What is required -> Can the data below be set down again exactly, line for line?

# # #

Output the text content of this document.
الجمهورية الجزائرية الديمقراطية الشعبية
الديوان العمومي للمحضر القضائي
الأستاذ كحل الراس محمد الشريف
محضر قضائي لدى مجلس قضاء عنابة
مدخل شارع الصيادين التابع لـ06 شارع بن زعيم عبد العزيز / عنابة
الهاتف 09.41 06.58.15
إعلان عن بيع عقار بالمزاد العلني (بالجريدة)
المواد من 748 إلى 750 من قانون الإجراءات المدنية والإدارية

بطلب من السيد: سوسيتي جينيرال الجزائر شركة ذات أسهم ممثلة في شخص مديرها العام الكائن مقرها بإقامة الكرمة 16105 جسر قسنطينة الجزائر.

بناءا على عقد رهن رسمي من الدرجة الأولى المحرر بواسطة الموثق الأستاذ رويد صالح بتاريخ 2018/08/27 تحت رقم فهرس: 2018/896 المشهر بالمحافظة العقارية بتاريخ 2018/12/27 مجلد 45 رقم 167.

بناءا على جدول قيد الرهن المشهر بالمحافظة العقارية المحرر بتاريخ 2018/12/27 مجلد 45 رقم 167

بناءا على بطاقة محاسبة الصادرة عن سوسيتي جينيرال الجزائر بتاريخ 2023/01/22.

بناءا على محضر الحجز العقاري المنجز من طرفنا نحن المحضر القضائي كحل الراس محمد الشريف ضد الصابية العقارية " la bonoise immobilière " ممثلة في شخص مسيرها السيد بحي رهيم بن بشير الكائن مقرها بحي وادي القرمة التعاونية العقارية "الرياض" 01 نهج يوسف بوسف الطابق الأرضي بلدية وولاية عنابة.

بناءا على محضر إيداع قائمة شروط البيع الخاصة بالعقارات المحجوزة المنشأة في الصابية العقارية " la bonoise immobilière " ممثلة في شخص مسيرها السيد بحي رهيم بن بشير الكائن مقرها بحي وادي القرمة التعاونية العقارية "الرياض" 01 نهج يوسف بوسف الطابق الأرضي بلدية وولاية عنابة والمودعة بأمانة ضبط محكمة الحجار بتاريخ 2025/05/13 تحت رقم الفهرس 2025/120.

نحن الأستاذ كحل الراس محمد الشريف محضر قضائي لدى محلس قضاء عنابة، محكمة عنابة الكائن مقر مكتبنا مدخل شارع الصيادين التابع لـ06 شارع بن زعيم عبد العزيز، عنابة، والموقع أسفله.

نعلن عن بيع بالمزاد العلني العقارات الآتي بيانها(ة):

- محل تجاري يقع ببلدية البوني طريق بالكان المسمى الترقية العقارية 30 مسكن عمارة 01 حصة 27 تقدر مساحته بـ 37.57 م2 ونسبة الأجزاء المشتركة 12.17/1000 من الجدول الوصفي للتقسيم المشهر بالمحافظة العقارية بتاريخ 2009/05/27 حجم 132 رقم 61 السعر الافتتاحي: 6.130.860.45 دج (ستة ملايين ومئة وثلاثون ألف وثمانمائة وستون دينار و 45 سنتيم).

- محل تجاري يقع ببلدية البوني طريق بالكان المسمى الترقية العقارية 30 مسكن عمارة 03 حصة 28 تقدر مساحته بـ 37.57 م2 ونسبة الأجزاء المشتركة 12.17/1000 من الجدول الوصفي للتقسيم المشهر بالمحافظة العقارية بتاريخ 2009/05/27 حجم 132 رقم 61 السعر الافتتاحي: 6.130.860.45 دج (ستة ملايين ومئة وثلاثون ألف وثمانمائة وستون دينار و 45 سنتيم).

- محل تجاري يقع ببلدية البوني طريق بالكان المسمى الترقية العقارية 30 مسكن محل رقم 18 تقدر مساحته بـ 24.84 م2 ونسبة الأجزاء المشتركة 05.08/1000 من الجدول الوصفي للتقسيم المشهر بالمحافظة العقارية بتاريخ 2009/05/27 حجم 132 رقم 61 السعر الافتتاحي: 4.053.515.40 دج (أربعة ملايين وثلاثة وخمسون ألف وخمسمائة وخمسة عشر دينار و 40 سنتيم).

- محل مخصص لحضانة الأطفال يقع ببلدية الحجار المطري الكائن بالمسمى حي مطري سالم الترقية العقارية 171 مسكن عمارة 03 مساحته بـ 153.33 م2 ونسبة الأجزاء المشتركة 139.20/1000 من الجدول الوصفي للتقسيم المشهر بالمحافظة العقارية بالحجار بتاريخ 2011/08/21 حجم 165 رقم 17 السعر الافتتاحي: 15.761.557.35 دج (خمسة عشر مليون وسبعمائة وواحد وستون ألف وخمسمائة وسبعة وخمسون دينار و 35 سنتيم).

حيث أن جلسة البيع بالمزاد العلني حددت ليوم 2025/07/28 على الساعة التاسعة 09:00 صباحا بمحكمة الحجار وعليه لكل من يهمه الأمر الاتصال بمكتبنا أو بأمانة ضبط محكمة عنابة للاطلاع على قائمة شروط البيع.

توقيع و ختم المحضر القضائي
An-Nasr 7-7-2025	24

# # #

Answer to this task ->
Output the text content of this document.
الجمهورية الجزائرية الديمقراطية الشعبية
الديوان العمومي للمحضر القضائي
الأستاذ كحل الراس محمد الشريف
محضر قضائي لدى مجلس قضاء عنابة
مدخل شارع الصيادين التابع لـ06 شارع بن زعيم عبد العزيز / عنابة
الهاتف 09.41 06.58.15
إعلان عن بيع عقار بالمزاد العلني (بالجريدة)
المواد من 748 إلى 750 من قانون الإجراءات المدنية والإدارية

بطلب من السيد: سوسيتي جينيرال الجزائر شركة ذات أسهم ممثلة في شخص مديرها العام الكائن مقرها بإقامة الكرمة 16105 جسر قسنطينة الجزائر.

بناءا على عقد رهن رسمي من الدرجة الأولى المحرر بواسطة الموثق الأستاذ رويد صالح بتاريخ 2018/08/27 تحت رقم فهرس: 2018/896 المشهر بالمحافظة العقارية بتاريخ 2018/12/27 مجلد 45 رقم 167.

بناءا على جدول قيد الرهن المشهر بالمحافظة العقارية المحرر بتاريخ 2018/12/27 مجلد 45 رقم 167

بناءا على بطاقة محاسبة الصادرة عن سوسيتي جينيرال الجزائر بتاريخ 2023/01/22.

بناءا على محضر الحجز العقاري المنجز من طرفنا نحن المحضر القضائي كحل الراس محمد الشريف ضد الصابية العقارية " la bonoise immobilière " ممثلة في شخص مسيرها السيد بحي رهيم بن بشير الكائن مقرها بحي وادي القرمة التعاونية العقارية "الرياض" 01 نهج يوسف بوسف الطابق الأرضي بلدية وولاية عنابة.

بناءا على محضر إيداع قائمة شروط البيع الخاصة بالعقارات المحجوزة المنشأة في الصابية العقارية " la bonoise immobilière " ممثلة في شخص مسيرها السيد بحي رهيم بن بشير الكائن مقرها بحي وادي القرمة التعاونية العقارية "الرياض" 01 نهج يوسف بوسف الطابق الأرضي بلدية وولاية عنابة والمودعة بأمانة ضبط محكمة الحجار بتاريخ 2025/05/13 تحت رقم الفهرس 2025/120.

نحن الأستاذ كحل الراس محمد الشريف محضر قضائي لدى محلس قضاء عنابة، محكمة عنابة الكائن مقر مكتبنا مدخل شارع الصيادين التابع لـ06 شارع بن زعيم عبد العزيز، عنابة، والموقع أسفله.

نعلن عن بيع بالمزاد العلني العقارات الآتي بيانها(ة):

- محل تجاري يقع ببلدية البوني طريق بالكان المسمى الترقية العقارية 30 مسكن عمارة 01 حصة 27 تقدر مساحته بـ 37.57 م2 ونسبة الأجزاء المشتركة 12.17/1000 من الجدول الوصفي للتقسيم المشهر بالمحافظة العقارية بتاريخ 2009/05/27 حجم 132 رقم 61 السعر الافتتاحي: 6.130.860.45 دج (ستة ملايين ومئة وثلاثون ألف وثمانمائة وستون دينار و 45 سنتيم).

- محل تجاري يقع ببلدية البوني طريق بالكان المسمى الترقية العقارية 30 مسكن عمارة 03 حصة 28 تقدر مساحته بـ 37.57 م2 ونسبة الأجزاء المشتركة 12.17/1000 من الجدول الوصفي للتقسيم المشهر بالمحافظة العقارية بتاريخ 2009/05/27 حجم 132 رقم 61 السعر الافتتاحي: 6.130.860.45 دج (ستة ملايين ومئة وثلاثون ألف وثمانمائة وستون دينار و 45 سنتيم).

- محل تجاري يقع ببلدية البوني طريق بالكان المسمى الترقية العقارية 30 مسكن محل رقم 18 تقدر مساحته بـ 24.84 م2 ونسبة الأجزاء المشتركة 05.08/1000 من الجدول الوصفي للتقسيم المشهر بالمحافظة العقارية بتاريخ 2009/05/27 حجم 132 رقم 61 السعر الافتتاحي: 4.053.515.40 دج (أربعة ملايين وثلاثة وخمسون ألف وخمسمائة وخمسة عشر دينار و 40 سنتيم).

- محل مخصص لحضانة الأطفال يقع ببلدية الحجار المطري الكائن بالمسمى حي مطري سالم الترقية العقارية 171 مسكن عمارة 03 مساحته بـ 153.33 م2 ونسبة الأجزاء المشتركة 139.20/1000 من الجدول الوصفي للتقسيم المشهر بالمحافظة العقارية بالحجار بتاريخ 2011/08/21 حجم 165 رقم 17 السعر الافتتاحي: 15.761.557.35 دج (خمسة عشر مليون وسبعمائة وواحد وستون ألف وخمسمائة وسبعة وخمسون دينار و 35 سنتيم).

حيث أن جلسة البيع بالمزاد العلني حددت ليوم 2025/07/28 على الساعة التاسعة 09:00 صباحا بمحكمة الحجار وعليه لكل من يهمه الأمر الاتصال بمكتبنا أو بأمانة ضبط محكمة عنابة للاطلاع على قائمة شروط البيع.

توقيع و ختم المحضر القضائي
An-Nasr 7-7-2025	24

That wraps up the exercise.